**Data shown**
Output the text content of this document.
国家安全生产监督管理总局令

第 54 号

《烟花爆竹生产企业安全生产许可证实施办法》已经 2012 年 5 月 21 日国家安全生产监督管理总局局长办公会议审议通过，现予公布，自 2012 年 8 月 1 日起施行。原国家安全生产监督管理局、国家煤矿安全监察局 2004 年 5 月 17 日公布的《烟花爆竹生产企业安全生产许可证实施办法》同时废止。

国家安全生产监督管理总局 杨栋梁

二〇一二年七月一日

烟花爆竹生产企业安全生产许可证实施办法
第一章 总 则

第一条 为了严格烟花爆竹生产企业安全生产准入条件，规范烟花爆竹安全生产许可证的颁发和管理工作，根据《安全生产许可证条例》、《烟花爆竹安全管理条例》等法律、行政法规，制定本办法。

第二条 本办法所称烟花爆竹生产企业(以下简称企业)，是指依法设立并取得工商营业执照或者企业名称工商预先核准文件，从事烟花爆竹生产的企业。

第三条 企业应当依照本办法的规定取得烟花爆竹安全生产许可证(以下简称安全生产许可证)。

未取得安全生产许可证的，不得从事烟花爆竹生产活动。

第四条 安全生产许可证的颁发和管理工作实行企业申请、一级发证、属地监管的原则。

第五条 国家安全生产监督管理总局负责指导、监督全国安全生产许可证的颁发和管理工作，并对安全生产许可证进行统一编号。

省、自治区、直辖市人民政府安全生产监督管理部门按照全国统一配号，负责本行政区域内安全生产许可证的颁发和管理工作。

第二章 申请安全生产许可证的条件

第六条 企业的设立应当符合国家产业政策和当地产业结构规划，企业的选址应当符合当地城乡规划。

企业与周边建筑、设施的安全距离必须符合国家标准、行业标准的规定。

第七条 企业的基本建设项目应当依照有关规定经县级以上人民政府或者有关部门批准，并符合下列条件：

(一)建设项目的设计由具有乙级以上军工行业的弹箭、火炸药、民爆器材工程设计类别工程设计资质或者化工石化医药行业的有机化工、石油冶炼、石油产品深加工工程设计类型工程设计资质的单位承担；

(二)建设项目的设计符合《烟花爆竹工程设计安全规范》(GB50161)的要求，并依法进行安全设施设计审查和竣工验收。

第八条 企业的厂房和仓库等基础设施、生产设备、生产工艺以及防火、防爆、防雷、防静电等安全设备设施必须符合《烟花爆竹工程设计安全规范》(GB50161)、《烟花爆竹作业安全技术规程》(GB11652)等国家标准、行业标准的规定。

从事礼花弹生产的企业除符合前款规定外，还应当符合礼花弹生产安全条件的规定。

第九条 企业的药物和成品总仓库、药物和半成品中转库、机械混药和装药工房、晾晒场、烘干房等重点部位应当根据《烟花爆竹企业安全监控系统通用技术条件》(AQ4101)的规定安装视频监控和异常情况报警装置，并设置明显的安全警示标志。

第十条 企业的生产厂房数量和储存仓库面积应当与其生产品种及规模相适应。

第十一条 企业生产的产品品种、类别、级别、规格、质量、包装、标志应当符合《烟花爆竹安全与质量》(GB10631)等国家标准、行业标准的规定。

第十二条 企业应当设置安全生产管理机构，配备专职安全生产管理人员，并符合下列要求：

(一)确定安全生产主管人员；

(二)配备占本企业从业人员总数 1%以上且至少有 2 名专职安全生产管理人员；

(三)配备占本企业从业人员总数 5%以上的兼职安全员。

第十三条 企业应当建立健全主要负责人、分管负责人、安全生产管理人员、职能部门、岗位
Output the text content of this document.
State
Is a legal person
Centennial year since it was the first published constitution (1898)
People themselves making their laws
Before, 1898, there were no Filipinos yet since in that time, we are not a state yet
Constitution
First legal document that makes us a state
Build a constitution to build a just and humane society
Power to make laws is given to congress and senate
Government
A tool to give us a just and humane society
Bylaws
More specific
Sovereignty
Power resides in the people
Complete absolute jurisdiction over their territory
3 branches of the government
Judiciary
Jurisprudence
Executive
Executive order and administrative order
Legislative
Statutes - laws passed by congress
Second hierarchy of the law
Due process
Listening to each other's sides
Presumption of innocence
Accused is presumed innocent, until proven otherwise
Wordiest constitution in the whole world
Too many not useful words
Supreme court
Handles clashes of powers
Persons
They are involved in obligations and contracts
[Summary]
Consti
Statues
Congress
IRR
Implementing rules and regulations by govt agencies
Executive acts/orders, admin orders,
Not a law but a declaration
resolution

**Your task**
Provide all the records again, word for word.

**In response**
Output the text content of this document.
国家安全生产监督管理总局令

第 54 号

《烟花爆竹生产企业安全生产许可证实施办法》已经 2012 年 5 月 21 日国家安全生产监督管理总局局长办公会议审议通过，现予公布，自 2012 年 8 月 1 日起施行。原国家安全生产监督管理局、国家煤矿安全监察局 2004 年 5 月 17 日公布的《烟花爆竹生产企业安全生产许可证实施办法》同时废止。

国家安全生产监督管理总局 杨栋梁

二〇一二年七月一日

烟花爆竹生产企业安全生产许可证实施办法
第一章 总 则

第一条 为了严格烟花爆竹生产企业安全生产准入条件，规范烟花爆竹安全生产许可证的颁发和管理工作，根据《安全生产许可证条例》、《烟花爆竹安全管理条例》等法律、行政法规，制定本办法。

第二条 本办法所称烟花爆竹生产企业(以下简称企业)，是指依法设立并取得工商营业执照或者企业名称工商预先核准文件，从事烟花爆竹生产的企业。

第三条 企业应当依照本办法的规定取得烟花爆竹安全生产许可证(以下简称安全生产许可证)。

未取得安全生产许可证的，不得从事烟花爆竹生产活动。

第四条 安全生产许可证的颁发和管理工作实行企业申请、一级发证、属地监管的原则。

第五条 国家安全生产监督管理总局负责指导、监督全国安全生产许可证的颁发和管理工作，并对安全生产许可证进行统一编号。

省、自治区、直辖市人民政府安全生产监督管理部门按照全国统一配号，负责本行政区域内安全生产许可证的颁发和管理工作。

第二章 申请安全生产许可证的条件

第六条 企业的设立应当符合国家产业政策和当地产业结构规划，企业的选址应当符合当地城乡规划。

企业与周边建筑、设施的安全距离必须符合国家标准、行业标准的规定。

第七条 企业的基本建设项目应当依照有关规定经县级以上人民政府或者有关部门批准，并符合下列条件：

(一)建设项目的设计由具有乙级以上军工行业的弹箭、火炸药、民爆器材工程设计类别工程设计资质或者化工石化医药行业的有机化工、石油冶炼、石油产品深加工工程设计类型工程设计资质的单位承担；

(二)建设项目的设计符合《烟花爆竹工程设计安全规范》(GB50161)的要求，并依法进行安全设施设计审查和竣工验收。

第八条 企业的厂房和仓库等基础设施、生产设备、生产工艺以及防火、防爆、防雷、防静电等安全设备设施必须符合《烟花爆竹工程设计安全规范》(GB50161)、《烟花爆竹作业安全技术规程》(GB11652)等国家标准、行业标准的规定。

从事礼花弹生产的企业除符合前款规定外，还应当符合礼花弹生产安全条件的规定。

第九条 企业的药物和成品总仓库、药物和半成品中转库、机械混药和装药工房、晾晒场、烘干房等重点部位应当根据《烟花爆竹企业安全监控系统通用技术条件》(AQ4101)的规定安装视频监控和异常情况报警装置，并设置明显的安全警示标志。

第十条 企业的生产厂房数量和储存仓库面积应当与其生产品种及规模相适应。

第十一条 企业生产的产品品种、类别、级别、规格、质量、包装、标志应当符合《烟花爆竹安全与质量》(GB10631)等国家标准、行业标准的规定。

第十二条 企业应当设置安全生产管理机构，配备专职安全生产管理人员，并符合下列要求：

(一)确定安全生产主管人员；

(二)配备占本企业从业人员总数 1%以上且至少有 2 名专职安全生产管理人员；

(三)配备占本企业从业人员总数 5%以上的兼职安全员。

第十三条 企业应当建立健全主要负责人、分管负责人、安全生产管理人员、职能部门、岗位
Output the text content of this document.
State
Is a legal person
Centennial year since it was the first published constitution (1898)
People themselves making their laws
Before, 1898, there were no Filipinos yet since in that time, we are not a state yet
Constitution
First legal document that makes us a state
Build a constitution to build a just and humane society
Power to make laws is given to congress and senate
Government
A tool to give us a just and humane society
Bylaws
More specific
Sovereignty
Power resides in the people
Complete absolute jurisdiction over their territory
3 branches of the government
Judiciary
Jurisprudence
Executive
Executive order and administrative order
Legislative
Statutes - laws passed by congress
Second hierarchy of the law
Due process
Listening to each other's sides
Presumption of innocence
Accused is presumed innocent, until proven otherwise
Wordiest constitution in the whole world
Too many not useful words
Supreme court
Handles clashes of powers
Persons
They are involved in obligations and contracts
[Summary]
Consti
Statues
Congress
IRR
Implementing rules and regulations by govt agencies
Executive acts/orders, admin orders,
Not a law but a declaration
resolution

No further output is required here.